● GIVEN PROBLEM: Reproduce the entries in full, with no changes.
— START OF SOURCE RECORDS —
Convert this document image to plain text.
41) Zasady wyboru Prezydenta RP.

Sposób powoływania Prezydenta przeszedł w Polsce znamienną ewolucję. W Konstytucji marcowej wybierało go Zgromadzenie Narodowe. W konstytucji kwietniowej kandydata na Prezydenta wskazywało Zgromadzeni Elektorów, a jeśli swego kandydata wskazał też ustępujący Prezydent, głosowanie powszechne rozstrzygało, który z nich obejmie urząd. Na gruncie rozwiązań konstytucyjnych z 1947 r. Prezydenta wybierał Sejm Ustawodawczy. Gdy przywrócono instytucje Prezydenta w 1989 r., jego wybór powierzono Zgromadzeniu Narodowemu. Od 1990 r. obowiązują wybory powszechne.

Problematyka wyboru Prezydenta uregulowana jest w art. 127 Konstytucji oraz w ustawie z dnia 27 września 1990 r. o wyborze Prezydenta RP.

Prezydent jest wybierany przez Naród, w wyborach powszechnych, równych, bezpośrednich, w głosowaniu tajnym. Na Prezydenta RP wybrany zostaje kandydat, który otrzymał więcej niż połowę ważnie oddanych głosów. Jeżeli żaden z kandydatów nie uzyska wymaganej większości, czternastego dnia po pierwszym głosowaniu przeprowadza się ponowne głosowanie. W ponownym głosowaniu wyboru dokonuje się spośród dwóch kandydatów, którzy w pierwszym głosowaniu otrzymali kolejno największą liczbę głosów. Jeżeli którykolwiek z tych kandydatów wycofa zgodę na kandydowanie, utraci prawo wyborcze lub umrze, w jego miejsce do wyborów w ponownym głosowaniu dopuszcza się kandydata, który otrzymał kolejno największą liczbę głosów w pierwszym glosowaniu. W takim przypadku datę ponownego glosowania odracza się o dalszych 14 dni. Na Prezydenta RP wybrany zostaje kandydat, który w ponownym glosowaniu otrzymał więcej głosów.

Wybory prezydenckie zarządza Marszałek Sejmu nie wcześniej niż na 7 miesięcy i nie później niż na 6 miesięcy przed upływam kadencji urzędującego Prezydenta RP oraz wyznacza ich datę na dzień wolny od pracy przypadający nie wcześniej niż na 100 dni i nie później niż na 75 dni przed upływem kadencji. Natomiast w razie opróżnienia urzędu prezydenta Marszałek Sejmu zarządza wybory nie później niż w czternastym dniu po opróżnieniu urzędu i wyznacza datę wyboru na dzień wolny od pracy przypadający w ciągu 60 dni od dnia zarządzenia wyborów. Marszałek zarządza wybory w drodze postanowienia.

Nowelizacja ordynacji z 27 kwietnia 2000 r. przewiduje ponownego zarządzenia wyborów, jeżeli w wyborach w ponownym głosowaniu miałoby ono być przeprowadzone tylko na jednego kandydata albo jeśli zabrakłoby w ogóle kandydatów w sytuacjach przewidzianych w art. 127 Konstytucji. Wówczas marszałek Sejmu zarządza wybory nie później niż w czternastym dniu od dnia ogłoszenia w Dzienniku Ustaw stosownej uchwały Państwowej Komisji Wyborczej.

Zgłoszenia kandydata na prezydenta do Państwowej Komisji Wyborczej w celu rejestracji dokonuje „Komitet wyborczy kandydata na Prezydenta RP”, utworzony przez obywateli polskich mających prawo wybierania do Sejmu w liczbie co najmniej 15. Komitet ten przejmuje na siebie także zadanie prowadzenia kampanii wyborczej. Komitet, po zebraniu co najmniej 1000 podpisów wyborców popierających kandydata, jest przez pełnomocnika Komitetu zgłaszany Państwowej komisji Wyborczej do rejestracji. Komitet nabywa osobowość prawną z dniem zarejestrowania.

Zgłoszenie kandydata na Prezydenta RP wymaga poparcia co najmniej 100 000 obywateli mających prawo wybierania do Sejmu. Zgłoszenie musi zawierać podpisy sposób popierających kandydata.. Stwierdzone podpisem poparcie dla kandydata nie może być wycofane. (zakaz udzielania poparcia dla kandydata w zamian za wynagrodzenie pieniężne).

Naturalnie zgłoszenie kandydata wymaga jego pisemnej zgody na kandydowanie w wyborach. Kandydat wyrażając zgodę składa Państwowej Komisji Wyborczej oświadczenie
— END OF SOURCE RECORDS —
● EXERCISE RESPONSE:
Convert this document image to plain text.
41) Zasady wyboru Prezydenta RP.

Sposób powoływania Prezydenta przeszedł w Polsce znamienną ewolucję. W Konstytucji marcowej wybierało go Zgromadzenie Narodowe. W konstytucji kwietniowej kandydata na Prezydenta wskazywało Zgromadzeni Elektorów, a jeśli swego kandydata wskazał też ustępujący Prezydent, głosowanie powszechne rozstrzygało, który z nich obejmie urząd. Na gruncie rozwiązań konstytucyjnych z 1947 r. Prezydenta wybierał Sejm Ustawodawczy. Gdy przywrócono instytucje Prezydenta w 1989 r., jego wybór powierzono Zgromadzeniu Narodowemu. Od 1990 r. obowiązują wybory powszechne.

Problematyka wyboru Prezydenta uregulowana jest w art. 127 Konstytucji oraz w ustawie z dnia 27 września 1990 r. o wyborze Prezydenta RP.

Prezydent jest wybierany przez Naród, w wyborach powszechnych, równych, bezpośrednich, w głosowaniu tajnym. Na Prezydenta RP wybrany zostaje kandydat, który otrzymał więcej niż połowę ważnie oddanych głosów. Jeżeli żaden z kandydatów nie uzyska wymaganej większości, czternastego dnia po pierwszym głosowaniu przeprowadza się ponowne głosowanie. W ponownym głosowaniu wyboru dokonuje się spośród dwóch kandydatów, którzy w pierwszym głosowaniu otrzymali kolejno największą liczbę głosów. Jeżeli którykolwiek z tych kandydatów wycofa zgodę na kandydowanie, utraci prawo wyborcze lub umrze, w jego miejsce do wyborów w ponownym głosowaniu dopuszcza się kandydata, który otrzymał kolejno największą liczbę głosów w pierwszym glosowaniu. W takim przypadku datę ponownego glosowania odracza się o dalszych 14 dni. Na Prezydenta RP wybrany zostaje kandydat, który w ponownym glosowaniu otrzymał więcej głosów.

Wybory prezydenckie zarządza Marszałek Sejmu nie wcześniej niż na 7 miesięcy i nie później niż na 6 miesięcy przed upływam kadencji urzędującego Prezydenta RP oraz wyznacza ich datę na dzień wolny od pracy przypadający nie wcześniej niż na 100 dni i nie później niż na 75 dni przed upływem kadencji. Natomiast w razie opróżnienia urzędu prezydenta Marszałek Sejmu zarządza wybory nie później niż w czternastym dniu po opróżnieniu urzędu i wyznacza datę wyboru na dzień wolny od pracy przypadający w ciągu 60 dni od dnia zarządzenia wyborów. Marszałek zarządza wybory w drodze postanowienia.

Nowelizacja ordynacji z 27 kwietnia 2000 r. przewiduje ponownego zarządzenia wyborów, jeżeli w wyborach w ponownym głosowaniu miałoby ono być przeprowadzone tylko na jednego kandydata albo jeśli zabrakłoby w ogóle kandydatów w sytuacjach przewidzianych w art. 127 Konstytucji. Wówczas marszałek Sejmu zarządza wybory nie później niż w czternastym dniu od dnia ogłoszenia w Dzienniku Ustaw stosownej uchwały Państwowej Komisji Wyborczej.

Zgłoszenia kandydata na prezydenta do Państwowej Komisji Wyborczej w celu rejestracji dokonuje „Komitet wyborczy kandydata na Prezydenta RP”, utworzony przez obywateli polskich mających prawo wybierania do Sejmu w liczbie co najmniej 15. Komitet ten przejmuje na siebie także zadanie prowadzenia kampanii wyborczej. Komitet, po zebraniu co najmniej 1000 podpisów wyborców popierających kandydata, jest przez pełnomocnika Komitetu zgłaszany Państwowej komisji Wyborczej do rejestracji. Komitet nabywa osobowość prawną z dniem zarejestrowania.

Zgłoszenie kandydata na Prezydenta RP wymaga poparcia co najmniej 100 000 obywateli mających prawo wybierania do Sejmu. Zgłoszenie musi zawierać podpisy sposób popierających kandydata.. Stwierdzone podpisem poparcie dla kandydata nie może być wycofane. (zakaz udzielania poparcia dla kandydata w zamian za wynagrodzenie pieniężne).

Naturalnie zgłoszenie kandydata wymaga jego pisemnej zgody na kandydowanie w wyborach. Kandydat wyrażając zgodę składa Państwowej Komisji Wyborczej oświadczenie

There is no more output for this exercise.